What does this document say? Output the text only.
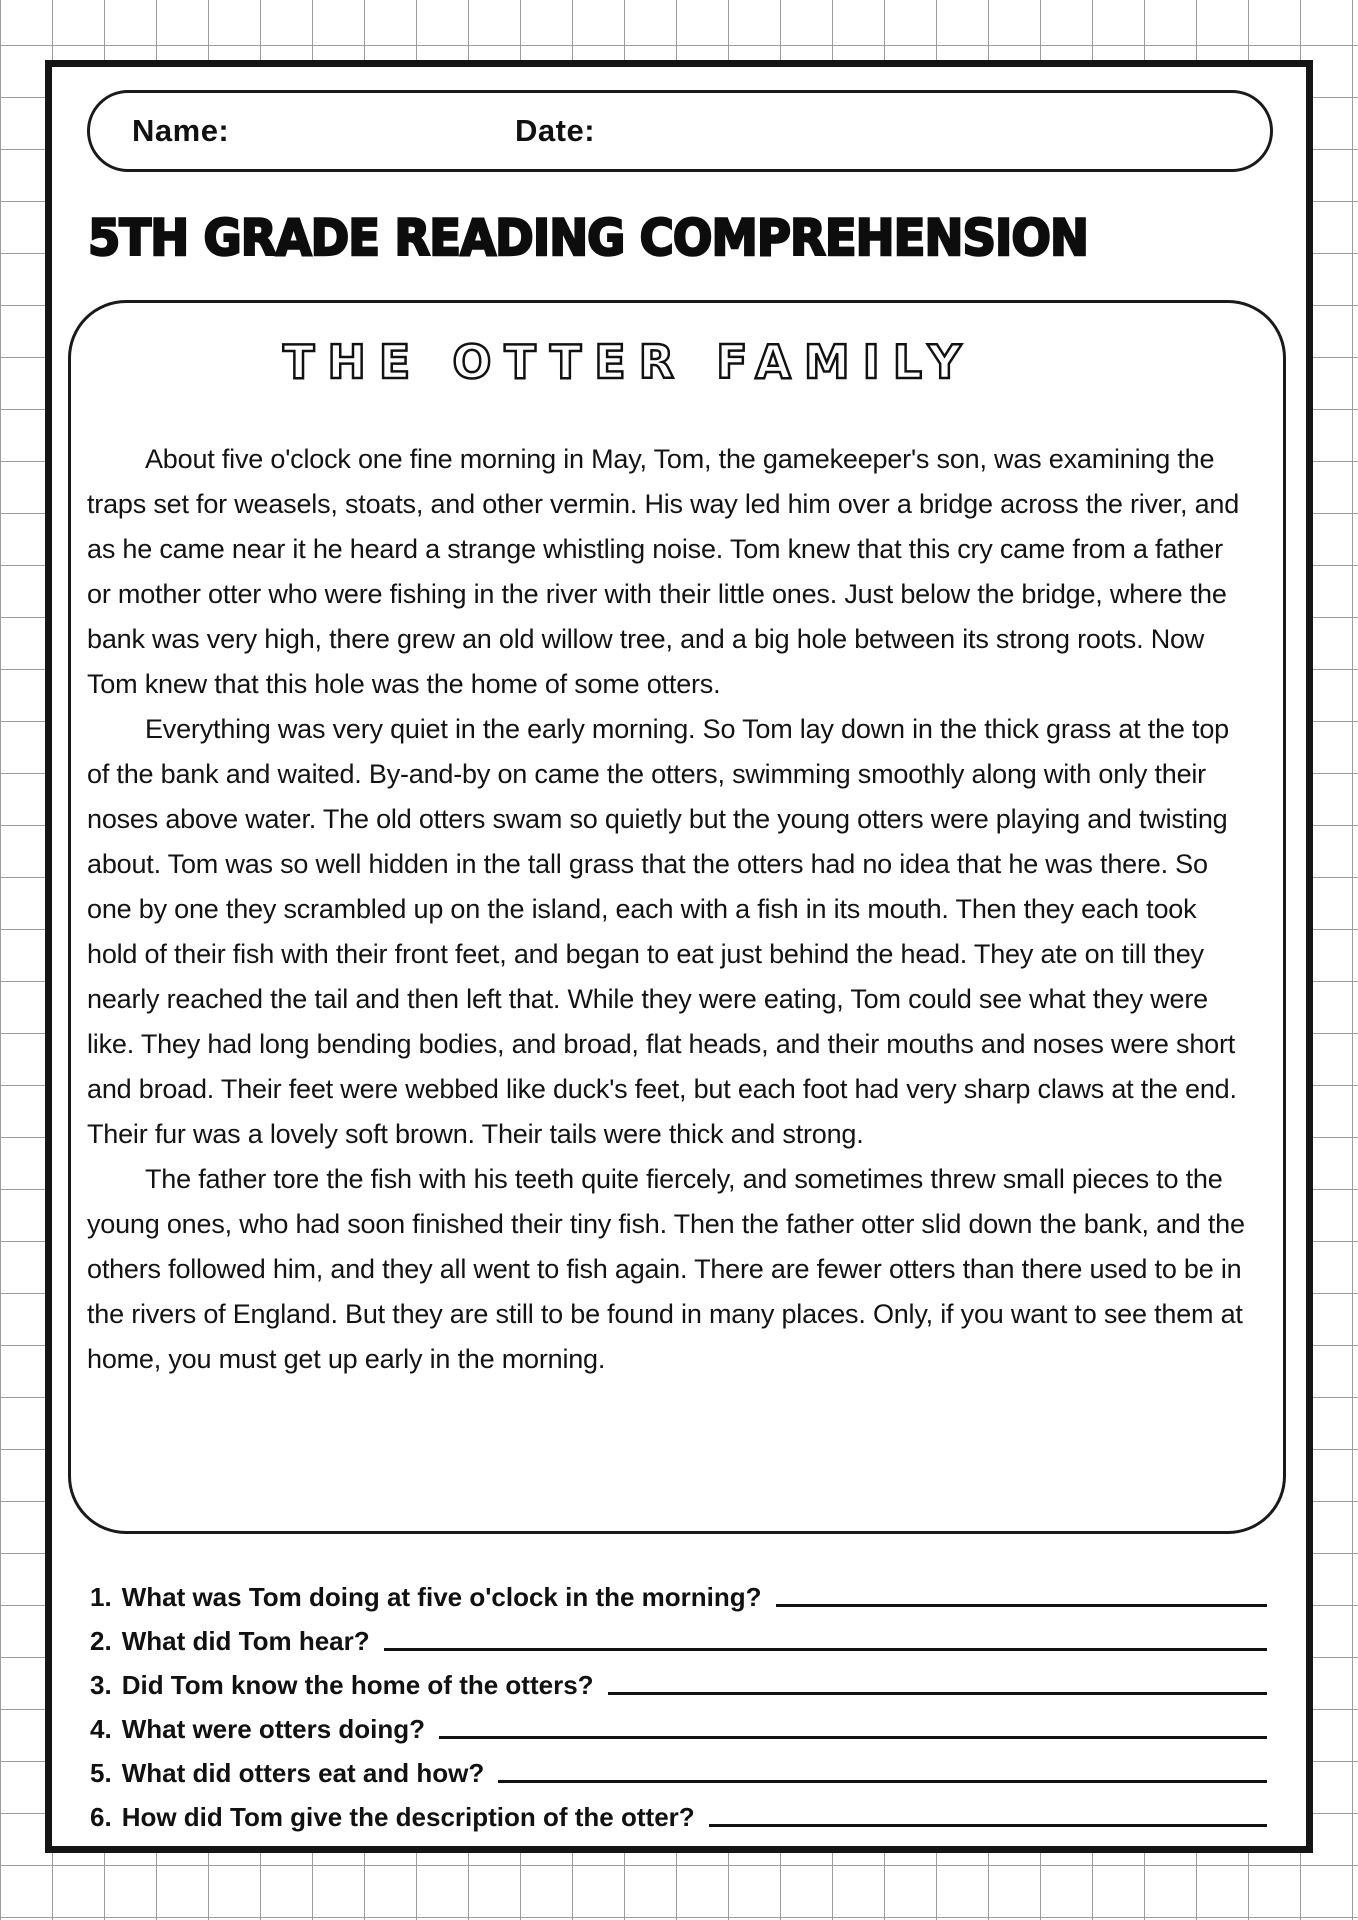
Name:	Date:
5TH GRADE READING COMPREHENSION
THE OTTER FAMILY

About five o'clock one fine morning in May, Tom, the gamekeeper's son, was examining the traps set for weasels, stoats, and other vermin. His way led him over a bridge across the river, and as he came near it he heard a strange whistling noise. Tom knew that this cry came from a father or mother otter who were fishing in the river with their little ones. Just below the bridge, where the bank was very high, there grew an old willow tree, and a big hole between its strong roots. Now Tom knew that this hole was the home of some otters.

Everything was very quiet in the early morning. So Tom lay down in the thick grass at the top of the bank and waited. By-and-by on came the otters, swimming smoothly along with only their noses above water. The old otters swam so quietly but the young otters were playing and twisting about. Tom was so well hidden in the tall grass that the otters had no idea that he was there. So one by one they scrambled up on the island, each with a fish in its mouth. Then they each took hold of their fish with their front feet, and began to eat just behind the head. They ate on till they nearly reached the tail and then left that. While they were eating, Tom could see what they were like. They had long bending bodies, and broad, flat heads, and their mouths and noses were short and broad. Their feet were webbed like duck's feet, but each foot had very sharp claws at the end. Their fur was a lovely soft brown. Their tails were thick and strong.

The father tore the fish with his teeth quite fiercely, and sometimes threw small pieces to the young ones, who had soon finished their tiny fish. Then the father otter slid down the bank, and the others followed him, and they all went to fish again. There are fewer otters than there used to be in the rivers of England. But they are still to be found in many places. Only, if you want to see them at home, you must get up early in the morning.

1. What was Tom doing at five o'clock in the morning?
2. What did Tom hear?
3. Did Tom know the home of the otters?
4. What were otters doing?
5. What did otters eat and how?
6. How did Tom give the description of the otter?
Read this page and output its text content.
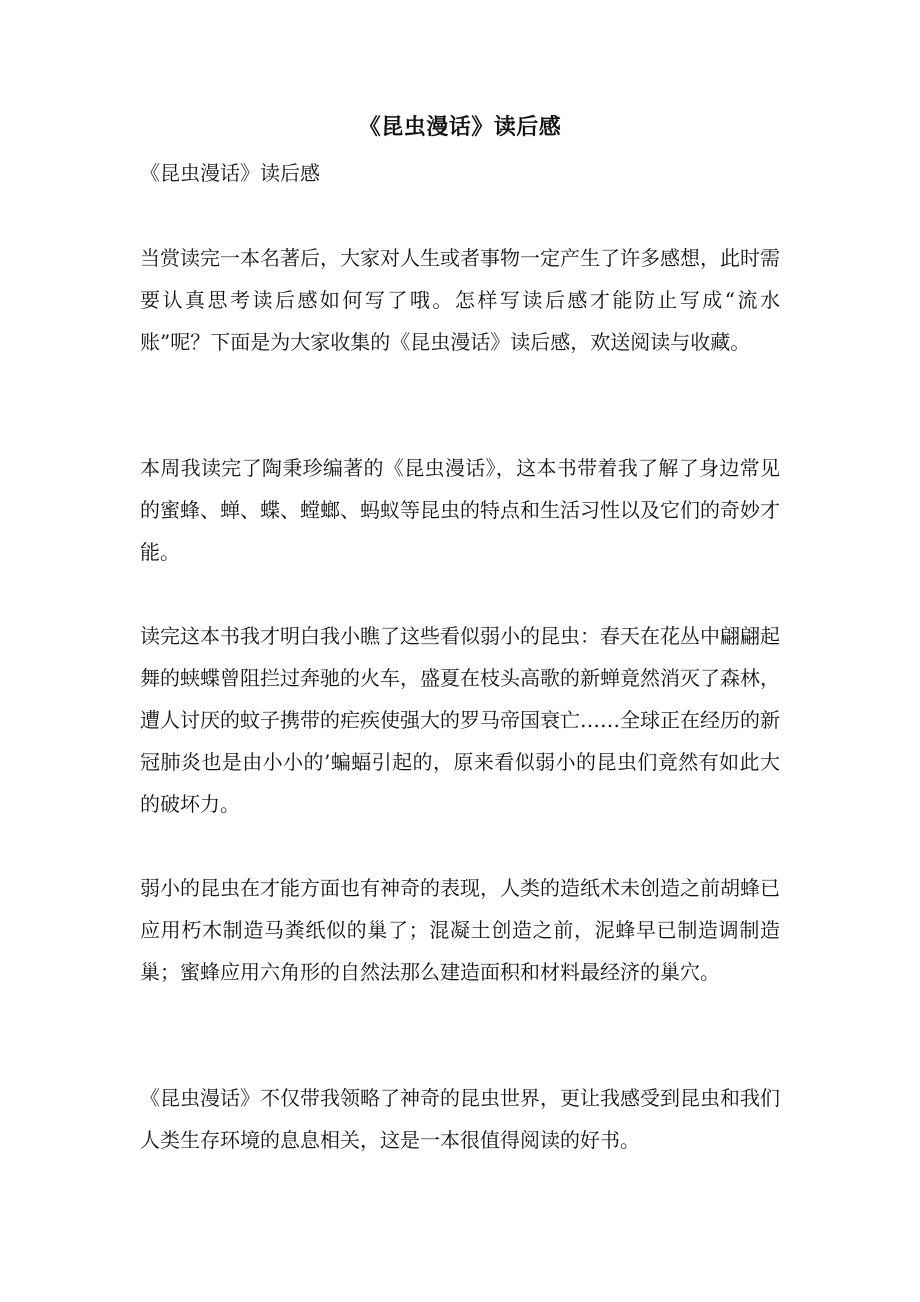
《昆虫漫话》读后感
《昆虫漫话》读后感

当赏读完一本名著后，大家对人生或者事物一定产生了许多感想，此时需要认真思考读后感如何写了哦。怎样写读后感才能防止写成“流水账”呢？下面是为大家收集的《昆虫漫话》读后感，欢送阅读与收藏。

本周我读完了陶秉珍编著的《昆虫漫话》，这本书带着我了解了身边常见的蜜蜂、蝉、蝶、螳螂、蚂蚁等昆虫的特点和生活习性以及它们的奇妙才能。

读完这本书我才明白我小瞧了这些看似弱小的昆虫：春天在花丛中翩翩起舞的蛱蝶曾阻拦过奔驰的火车，盛夏在枝头高歌的新蝉竟然消灭了森林，遭人讨厌的蚊子携带的疟疾使强大的罗马帝国衰亡……全球正在经历的新冠肺炎也是由小小的’蝙蝠引起的，原来看似弱小的昆虫们竟然有如此大的破坏力。

弱小的昆虫在才能方面也有神奇的表现，人类的造纸术未创造之前胡蜂已应用朽木制造马粪纸似的巢了；混凝土创造之前，泥蜂早已制造调制造巢；蜜蜂应用六角形的自然法那么建造面积和材料最经济的巢穴。

《昆虫漫话》不仅带我领略了神奇的昆虫世界，更让我感受到昆虫和我们人类生存环境的息息相关，这是一本很值得阅读的好书。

= = = =

## What is expected
Could you repeat, exactly and with nothing else, the lines from the one containing "Read this page and output its text content." through the last line of the records above, leaving out the pictures?

## Written solution
Read this page and output its text content.
《昆虫漫话》读后感
《昆虫漫话》读后感

当赏读完一本名著后，大家对人生或者事物一定产生了许多感想，此时需要认真思考读后感如何写了哦。怎样写读后感才能防止写成“流水账”呢？下面是为大家收集的《昆虫漫话》读后感，欢送阅读与收藏。

本周我读完了陶秉珍编著的《昆虫漫话》，这本书带着我了解了身边常见的蜜蜂、蝉、蝶、螳螂、蚂蚁等昆虫的特点和生活习性以及它们的奇妙才能。

读完这本书我才明白我小瞧了这些看似弱小的昆虫：春天在花丛中翩翩起舞的蛱蝶曾阻拦过奔驰的火车，盛夏在枝头高歌的新蝉竟然消灭了森林，遭人讨厌的蚊子携带的疟疾使强大的罗马帝国衰亡……全球正在经历的新冠肺炎也是由小小的’蝙蝠引起的，原来看似弱小的昆虫们竟然有如此大的破坏力。

弱小的昆虫在才能方面也有神奇的表现，人类的造纸术未创造之前胡蜂已应用朽木制造马粪纸似的巢了；混凝土创造之前，泥蜂早已制造调制造巢；蜜蜂应用六角形的自然法那么建造面积和材料最经济的巢穴。

《昆虫漫话》不仅带我领略了神奇的昆虫世界，更让我感受到昆虫和我们人类生存环境的息息相关，这是一本很值得阅读的好书。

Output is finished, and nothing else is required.